| AIM |
Each entry must be given again exactly; images do not belong in the copy.

Extracted records
--- Begin ---
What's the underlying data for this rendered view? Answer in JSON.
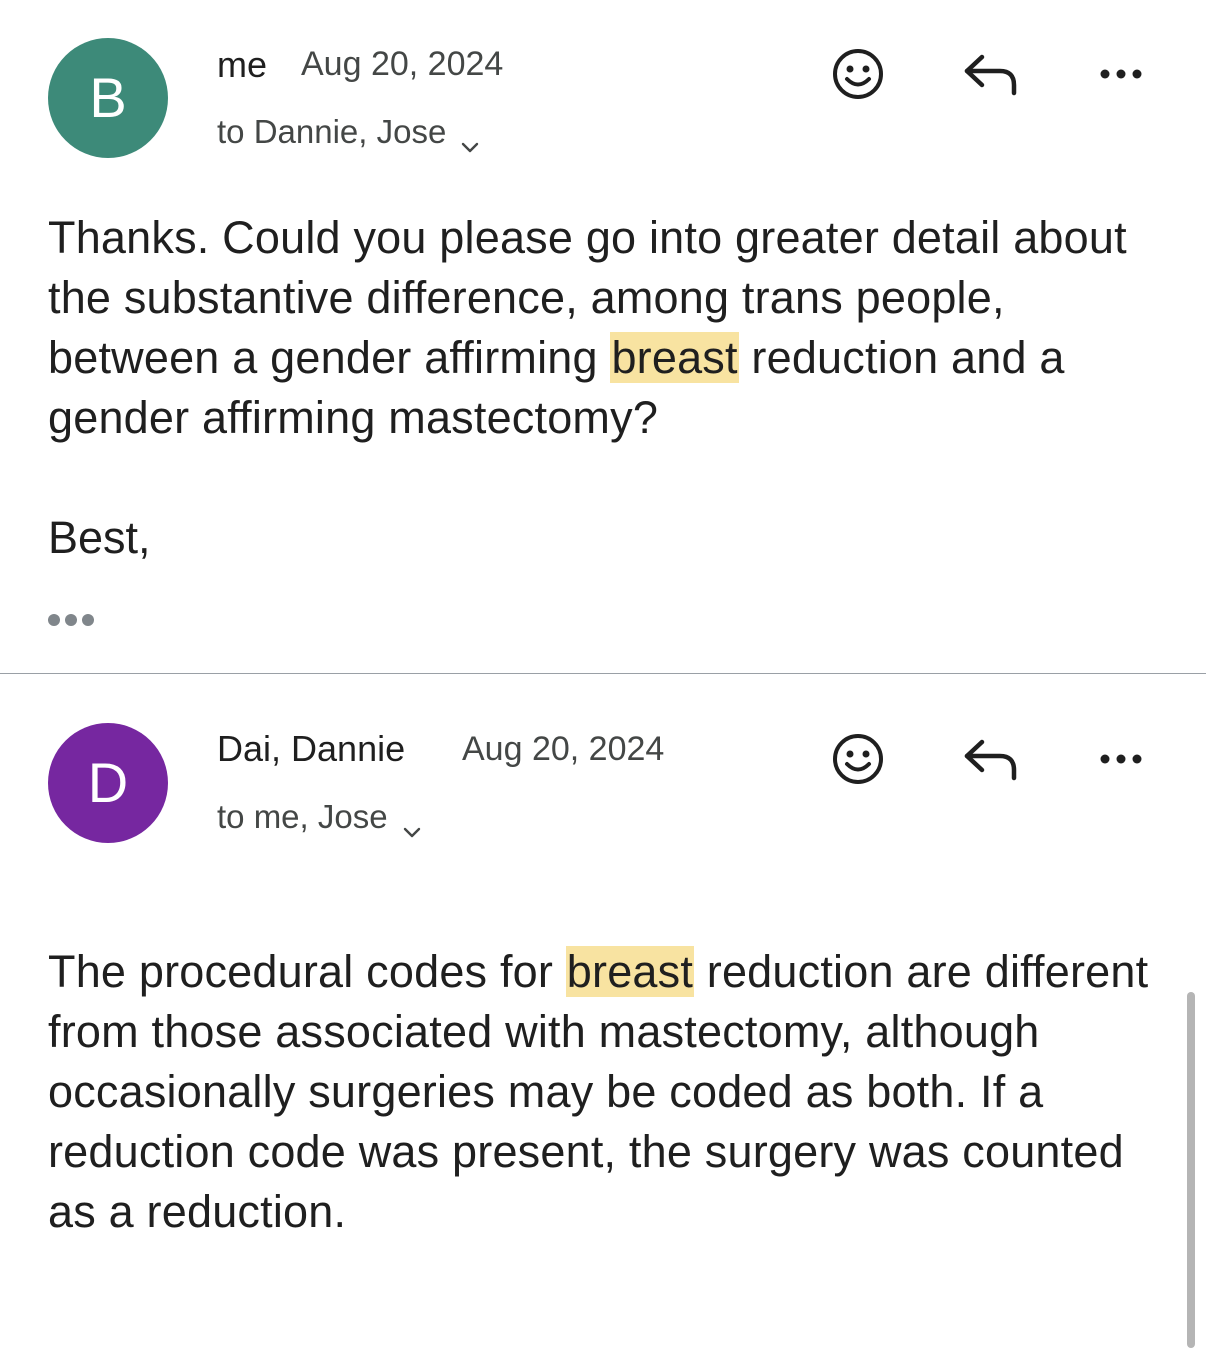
{
  "messages": [
    {
      "avatar": {
        "initial": "B",
        "color": "#3d8a79"
      },
      "sender": "me",
      "date": "Aug 20, 2024",
      "recipients": "to Dannie, Jose",
      "body": {
        "pre": "Thanks. Could you please go into greater detail about the substantive difference, among trans people, between a gender affirming ",
        "highlight": "breast",
        "post": " reduction and a gender affirming mastectomy?"
      },
      "signoff": "Best,",
      "actions": [
        "smiley-icon",
        "reply-icon",
        "more-options-icon"
      ]
    },
    {
      "avatar": {
        "initial": "D",
        "color": "#7627a0"
      },
      "sender": "Dai, Dannie",
      "date": "Aug 20, 2024",
      "recipients": "to me, Jose",
      "body": {
        "pre": "The procedural codes for ",
        "highlight": "breast",
        "post": " reduction are different from those associated with mastectomy, although occasionally surgeries may be coded as both. If a reduction code was present, the surgery was counted as a reduction."
      },
      "actions": [
        "smiley-icon",
        "reply-icon",
        "more-options-icon"
      ]
    }
  ],
  "colors": {
    "highlight": "#f8e3a1",
    "text": "#1f1f1f",
    "secondary_text": "#444746"
  }
}
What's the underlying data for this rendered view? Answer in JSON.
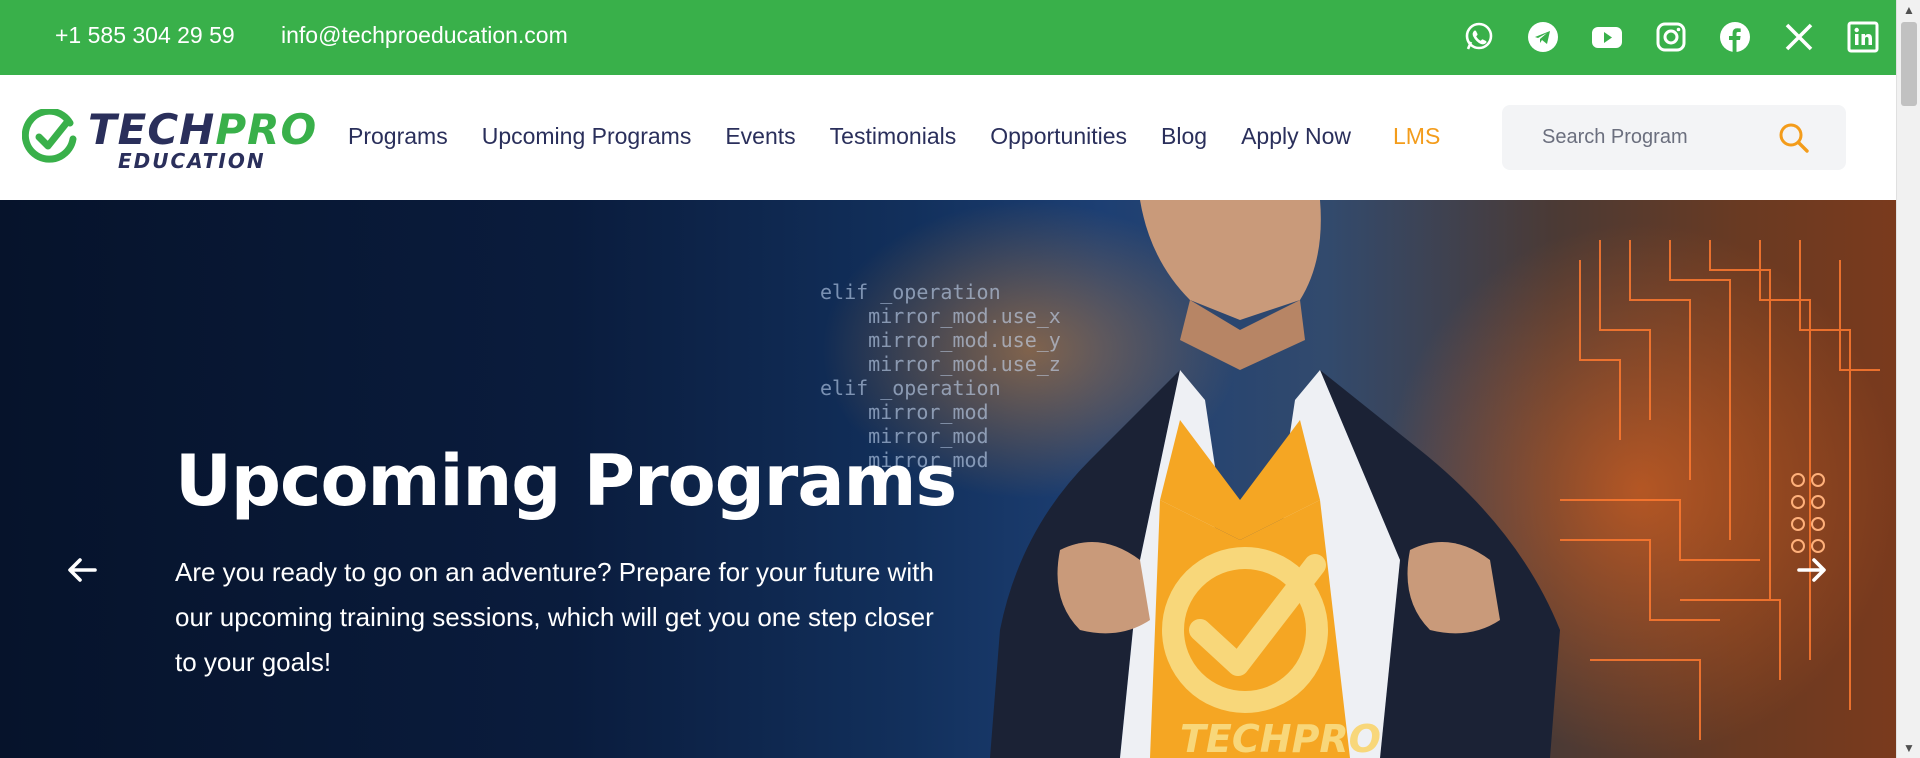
--- End ---
| SOLUTION TO THIS EXERCISE |
What's the underlying data for this rendered view? Answer in JSON.
{
  "messages": [
    {
      "avatar": {
        "initial": "B",
        "color": "#3d8a79"
      },
      "sender": "me",
      "date": "Aug 20, 2024",
      "recipients": "to Dannie, Jose",
      "body": {
        "pre": "Thanks. Could you please go into greater detail about the substantive difference, among trans people, between a gender affirming ",
        "highlight": "breast",
        "post": " reduction and a gender affirming mastectomy?"
      },
      "signoff": "Best,",
      "actions": [
        "smiley-icon",
        "reply-icon",
        "more-options-icon"
      ]
    },
    {
      "avatar": {
        "initial": "D",
        "color": "#7627a0"
      },
      "sender": "Dai, Dannie",
      "date": "Aug 20, 2024",
      "recipients": "to me, Jose",
      "body": {
        "pre": "The procedural codes for ",
        "highlight": "breast",
        "post": " reduction are different from those associated with mastectomy, although occasionally surgeries may be coded as both. If a reduction code was present, the surgery was counted as a reduction."
      },
      "actions": [
        "smiley-icon",
        "reply-icon",
        "more-options-icon"
      ]
    }
  ],
  "colors": {
    "highlight": "#f8e3a1",
    "text": "#1f1f1f",
    "secondary_text": "#444746"
  }
}
What's the underlying data for this rendered view? Answer in JSON.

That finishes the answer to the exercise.